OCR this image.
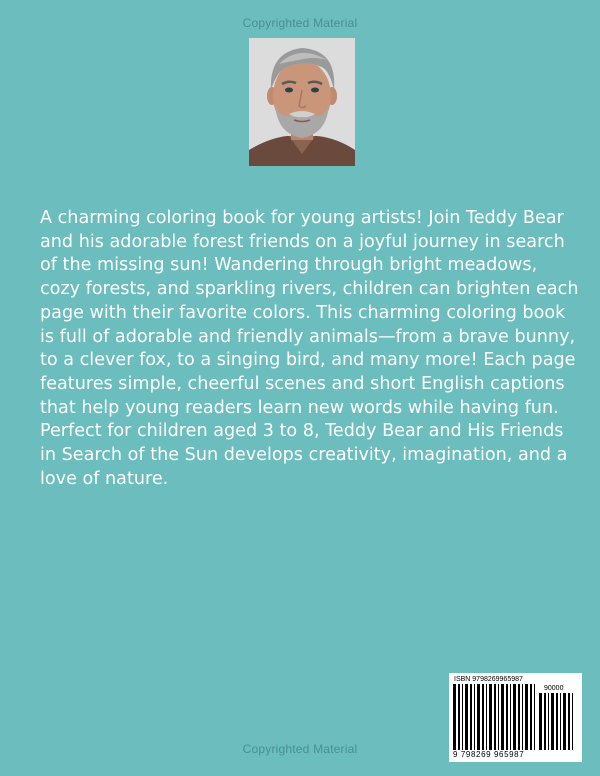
Copyrighted Material

A charming coloring book for young artists! Join Teddy Bear and his adorable forest friends on a joyful journey in search of the missing sun! Wandering through bright meadows, cozy forests, and sparkling rivers, children can brighten each page with their favorite colors. This charming coloring book is full of adorable and friendly animals—from a brave bunny, to a clever fox, to a singing bird, and many more! Each page features simple, cheerful scenes and short English captions that help young readers learn new words while having fun. Perfect for children aged 3 to 8, Teddy Bear and His Friends in Search of the Sun develops creativity, imagination, and a love of nature.

Copyrighted Material
ISBN 9798269965987
90000
9 798269 965987
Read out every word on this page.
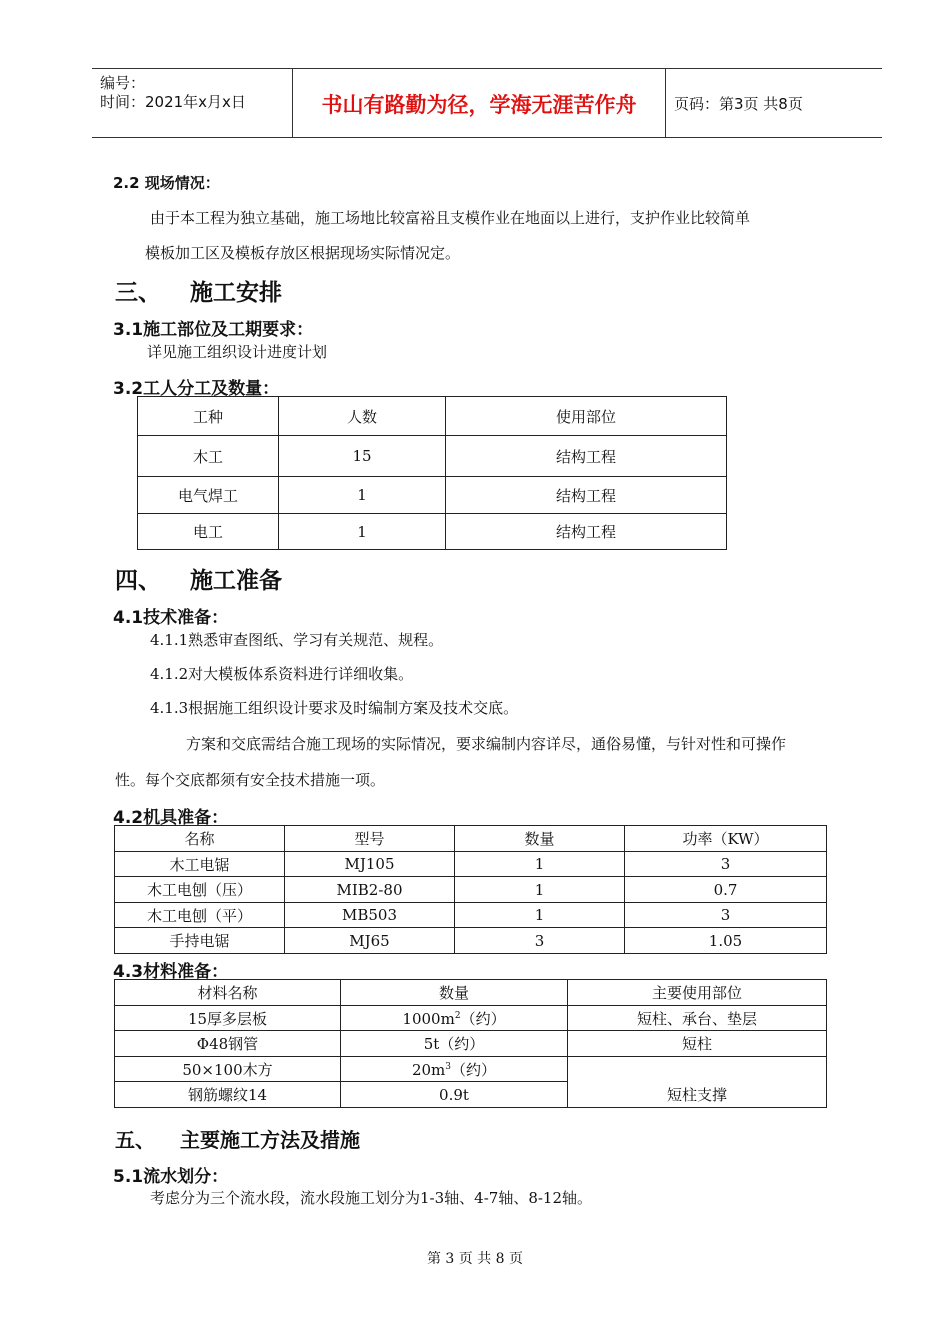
编号：
时间：2021年x月x日	书山有路勤为径，学海无涯苦作舟	页码：第3页 共8页
2.2 现场情况：
由于本工程为独立基础，施工场地比较富裕且支模作业在地面以上进行，支护作业比较简单
模板加工区及模板存放区根据现场实际情况定。
三、 施工安排
3.1施工部位及工期要求：
详见施工组织设计进度计划
3.2工人分工及数量：
工种	人数	使用部位
木工	15	结构工程
电气焊工	1	结构工程
电工	1	结构工程
四、 施工准备
4.1技术准备：
4.1.1熟悉审查图纸、学习有关规范、规程。
4.1.2对大模板体系资料进行详细收集。
4.1.3根据施工组织设计要求及时编制方案及技术交底。
方案和交底需结合施工现场的实际情况，要求编制内容详尽，通俗易懂，与针对性和可操作
性。每个交底都须有安全技术措施一项。
4.2机具准备：
名称	型号	数量	功率（KW）
木工电锯	MJ105	1	3
木工电刨（压）	MIB2-80	1	0.7
木工电刨（平）	MB503	1	3
手持电锯	MJ65	3	1.05
4.3材料准备：
材料名称	数量	主要使用部位
15厚多层板	$1000m^2$（约）	短柱、承台、垫层
Φ48钢管	5t（约）	短柱
50×100木方	$20m^3$（约）	短柱支撑
钢筋螺纹14	0.9t	
五、 主要施工方法及措施
5.1流水划分：
考虑分为三个流水段，流水段施工划分为1-3轴、4-7轴、8-12轴。
第 3 页 共 8 页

> _Request_: Make an exact reproduction of the listing above, without any pictures.

> _Exercise output_:
OCR this image.
Copyrighted Material

A charming coloring book for young artists! Join Teddy Bear and his adorable forest friends on a joyful journey in search of the missing sun! Wandering through bright meadows, cozy forests, and sparkling rivers, children can brighten each page with their favorite colors. This charming coloring book is full of adorable and friendly animals—from a brave bunny, to a clever fox, to a singing bird, and many more! Each page features simple, cheerful scenes and short English captions that help young readers learn new words while having fun. Perfect for children aged 3 to 8, Teddy Bear and His Friends in Search of the Sun develops creativity, imagination, and a love of nature.

Copyrighted Material
ISBN 9798269965987
90000
9 798269 965987
Read out every word on this page.
编号：
时间：2021年x月x日	书山有路勤为径，学海无涯苦作舟	页码：第3页 共8页
2.2 现场情况：
由于本工程为独立基础，施工场地比较富裕且支模作业在地面以上进行，支护作业比较简单
模板加工区及模板存放区根据现场实际情况定。
三、 施工安排
3.1施工部位及工期要求：
详见施工组织设计进度计划
3.2工人分工及数量：
工种	人数	使用部位
木工	15	结构工程
电气焊工	1	结构工程
电工	1	结构工程
四、 施工准备
4.1技术准备：
4.1.1熟悉审查图纸、学习有关规范、规程。
4.1.2对大模板体系资料进行详细收集。
4.1.3根据施工组织设计要求及时编制方案及技术交底。
方案和交底需结合施工现场的实际情况，要求编制内容详尽，通俗易懂，与针对性和可操作
性。每个交底都须有安全技术措施一项。
4.2机具准备：
名称	型号	数量	功率（KW）
木工电锯	MJ105	1	3
木工电刨（压）	MIB2-80	1	0.7
木工电刨（平）	MB503	1	3
手持电锯	MJ65	3	1.05
4.3材料准备：
材料名称	数量	主要使用部位
15厚多层板	$1000m^2$（约）	短柱、承台、垫层
Φ48钢管	5t（约）	短柱
50×100木方	$20m^3$（约）	短柱支撑
钢筋螺纹14	0.9t	
五、 主要施工方法及措施
5.1流水划分：
考虑分为三个流水段，流水段施工划分为1-3轴、4-7轴、8-12轴。
第 3 页 共 8 页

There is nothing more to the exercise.